====== RECORDS TO USE
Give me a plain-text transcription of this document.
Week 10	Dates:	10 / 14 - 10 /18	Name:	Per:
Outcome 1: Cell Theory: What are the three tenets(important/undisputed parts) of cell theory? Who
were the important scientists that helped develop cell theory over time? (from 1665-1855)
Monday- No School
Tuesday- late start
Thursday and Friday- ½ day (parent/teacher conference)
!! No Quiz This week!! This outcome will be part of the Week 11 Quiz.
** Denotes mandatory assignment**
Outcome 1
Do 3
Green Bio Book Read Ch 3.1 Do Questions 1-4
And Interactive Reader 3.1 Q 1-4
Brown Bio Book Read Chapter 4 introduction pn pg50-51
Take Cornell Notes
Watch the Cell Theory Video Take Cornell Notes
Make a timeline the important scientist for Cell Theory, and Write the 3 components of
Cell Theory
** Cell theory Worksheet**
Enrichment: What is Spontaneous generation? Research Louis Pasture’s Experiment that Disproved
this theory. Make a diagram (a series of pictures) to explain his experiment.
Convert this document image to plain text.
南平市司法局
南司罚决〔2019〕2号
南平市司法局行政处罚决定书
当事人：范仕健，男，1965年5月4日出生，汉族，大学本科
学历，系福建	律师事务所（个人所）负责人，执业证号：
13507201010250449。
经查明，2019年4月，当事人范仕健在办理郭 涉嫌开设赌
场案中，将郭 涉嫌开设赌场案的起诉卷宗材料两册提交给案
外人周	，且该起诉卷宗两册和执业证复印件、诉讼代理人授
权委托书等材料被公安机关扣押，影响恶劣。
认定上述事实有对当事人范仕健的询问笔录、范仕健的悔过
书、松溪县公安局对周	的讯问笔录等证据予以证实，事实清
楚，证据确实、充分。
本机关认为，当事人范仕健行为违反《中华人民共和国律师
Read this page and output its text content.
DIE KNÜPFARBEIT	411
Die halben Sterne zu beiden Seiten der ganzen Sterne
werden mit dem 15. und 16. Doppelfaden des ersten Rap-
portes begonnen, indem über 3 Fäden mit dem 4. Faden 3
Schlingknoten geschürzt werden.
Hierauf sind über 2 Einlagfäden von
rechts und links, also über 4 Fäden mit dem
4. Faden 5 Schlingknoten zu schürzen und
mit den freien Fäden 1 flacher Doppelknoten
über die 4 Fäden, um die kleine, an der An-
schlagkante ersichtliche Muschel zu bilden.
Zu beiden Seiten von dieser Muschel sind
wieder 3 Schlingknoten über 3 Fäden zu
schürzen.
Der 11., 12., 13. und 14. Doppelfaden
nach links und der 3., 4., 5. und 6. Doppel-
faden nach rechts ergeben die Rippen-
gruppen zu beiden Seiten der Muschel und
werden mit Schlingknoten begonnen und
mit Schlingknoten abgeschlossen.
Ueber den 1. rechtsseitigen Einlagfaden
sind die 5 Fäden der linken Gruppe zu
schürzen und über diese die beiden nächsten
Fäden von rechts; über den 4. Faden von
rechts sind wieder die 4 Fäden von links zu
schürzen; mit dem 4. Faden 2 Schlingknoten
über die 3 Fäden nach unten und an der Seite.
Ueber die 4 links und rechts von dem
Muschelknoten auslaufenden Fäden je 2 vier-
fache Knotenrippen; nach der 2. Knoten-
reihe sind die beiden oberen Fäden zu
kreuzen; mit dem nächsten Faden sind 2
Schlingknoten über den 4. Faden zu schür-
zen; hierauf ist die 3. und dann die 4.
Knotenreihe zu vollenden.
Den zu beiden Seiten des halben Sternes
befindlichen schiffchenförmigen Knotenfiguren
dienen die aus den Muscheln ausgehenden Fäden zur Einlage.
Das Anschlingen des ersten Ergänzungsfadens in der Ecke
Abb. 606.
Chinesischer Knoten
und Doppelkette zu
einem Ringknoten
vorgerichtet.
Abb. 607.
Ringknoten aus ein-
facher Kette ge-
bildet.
============
→ **SHORT PROBLEM**
Output every entry shown above, exactly.

→ **RESULT FOR THIS EXERCISE**
Give me a plain-text transcription of this document.
Week 10	Dates:	10 / 14 - 10 /18	Name:	Per:
Outcome 1: Cell Theory: What are the three tenets(important/undisputed parts) of cell theory? Who
were the important scientists that helped develop cell theory over time? (from 1665-1855)
Monday- No School
Tuesday- late start
Thursday and Friday- ½ day (parent/teacher conference)
!! No Quiz This week!! This outcome will be part of the Week 11 Quiz.
** Denotes mandatory assignment**
Outcome 1
Do 3
Green Bio Book Read Ch 3.1 Do Questions 1-4
And Interactive Reader 3.1 Q 1-4
Brown Bio Book Read Chapter 4 introduction pn pg50-51
Take Cornell Notes
Watch the Cell Theory Video Take Cornell Notes
Make a timeline the important scientist for Cell Theory, and Write the 3 components of
Cell Theory
** Cell theory Worksheet**
Enrichment: What is Spontaneous generation? Research Louis Pasture’s Experiment that Disproved
this theory. Make a diagram (a series of pictures) to explain his experiment.
Convert this document image to plain text.
南平市司法局
南司罚决〔2019〕2号
南平市司法局行政处罚决定书
当事人：范仕健，男，1965年5月4日出生，汉族，大学本科
学历，系福建	律师事务所（个人所）负责人，执业证号：
13507201010250449。
经查明，2019年4月，当事人范仕健在办理郭 涉嫌开设赌
场案中，将郭 涉嫌开设赌场案的起诉卷宗材料两册提交给案
外人周	，且该起诉卷宗两册和执业证复印件、诉讼代理人授
权委托书等材料被公安机关扣押，影响恶劣。
认定上述事实有对当事人范仕健的询问笔录、范仕健的悔过
书、松溪县公安局对周	的讯问笔录等证据予以证实，事实清
楚，证据确实、充分。
本机关认为，当事人范仕健行为违反《中华人民共和国律师
Read this page and output its text content.
DIE KNÜPFARBEIT	411
Die halben Sterne zu beiden Seiten der ganzen Sterne
werden mit dem 15. und 16. Doppelfaden des ersten Rap-
portes begonnen, indem über 3 Fäden mit dem 4. Faden 3
Schlingknoten geschürzt werden.
Hierauf sind über 2 Einlagfäden von
rechts und links, also über 4 Fäden mit dem
4. Faden 5 Schlingknoten zu schürzen und
mit den freien Fäden 1 flacher Doppelknoten
über die 4 Fäden, um die kleine, an der An-
schlagkante ersichtliche Muschel zu bilden.
Zu beiden Seiten von dieser Muschel sind
wieder 3 Schlingknoten über 3 Fäden zu
schürzen.
Der 11., 12., 13. und 14. Doppelfaden
nach links und der 3., 4., 5. und 6. Doppel-
faden nach rechts ergeben die Rippen-
gruppen zu beiden Seiten der Muschel und
werden mit Schlingknoten begonnen und
mit Schlingknoten abgeschlossen.
Ueber den 1. rechtsseitigen Einlagfaden
sind die 5 Fäden der linken Gruppe zu
schürzen und über diese die beiden nächsten
Fäden von rechts; über den 4. Faden von
rechts sind wieder die 4 Fäden von links zu
schürzen; mit dem 4. Faden 2 Schlingknoten
über die 3 Fäden nach unten und an der Seite.
Ueber die 4 links und rechts von dem
Muschelknoten auslaufenden Fäden je 2 vier-
fache Knotenrippen; nach der 2. Knoten-
reihe sind die beiden oberen Fäden zu
kreuzen; mit dem nächsten Faden sind 2
Schlingknoten über den 4. Faden zu schür-
zen; hierauf ist die 3. und dann die 4.
Knotenreihe zu vollenden.
Den zu beiden Seiten des halben Sternes
befindlichen schiffchenförmigen Knotenfiguren
dienen die aus den Muscheln ausgehenden Fäden zur Einlage.
Das Anschlingen des ersten Ergänzungsfadens in der Ecke
Abb. 606.
Chinesischer Knoten
und Doppelkette zu
einem Ringknoten
vorgerichtet.
Abb. 607.
Ringknoten aus ein-
facher Kette ge-
bildet.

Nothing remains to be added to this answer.